[start of LISTED ENTRIES]

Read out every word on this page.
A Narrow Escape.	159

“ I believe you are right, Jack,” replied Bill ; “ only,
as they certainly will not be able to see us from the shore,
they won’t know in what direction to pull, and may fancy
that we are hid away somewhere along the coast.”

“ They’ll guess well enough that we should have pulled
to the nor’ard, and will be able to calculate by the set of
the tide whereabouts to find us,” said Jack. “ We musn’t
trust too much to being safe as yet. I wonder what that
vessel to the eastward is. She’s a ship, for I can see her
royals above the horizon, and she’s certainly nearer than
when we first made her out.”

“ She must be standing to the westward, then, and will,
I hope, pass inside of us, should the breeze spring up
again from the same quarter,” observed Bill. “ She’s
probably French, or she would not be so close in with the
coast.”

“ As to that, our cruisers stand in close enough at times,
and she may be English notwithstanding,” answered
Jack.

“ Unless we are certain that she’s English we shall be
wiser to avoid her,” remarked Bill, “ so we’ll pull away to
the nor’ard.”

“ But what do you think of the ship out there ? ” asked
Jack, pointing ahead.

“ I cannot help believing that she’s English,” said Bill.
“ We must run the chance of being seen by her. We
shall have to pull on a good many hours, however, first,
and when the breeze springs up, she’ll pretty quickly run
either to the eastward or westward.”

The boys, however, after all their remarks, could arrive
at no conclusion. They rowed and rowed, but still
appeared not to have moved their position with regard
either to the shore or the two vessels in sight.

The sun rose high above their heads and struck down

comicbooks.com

[end of LISTED ENTRIES]

* REQUIREMENT: In the entries above, find each line with the word "coast" and copy it.

* EXERCISE RESPONSE:
that we are hid away somewhere along the coast.”
coast.”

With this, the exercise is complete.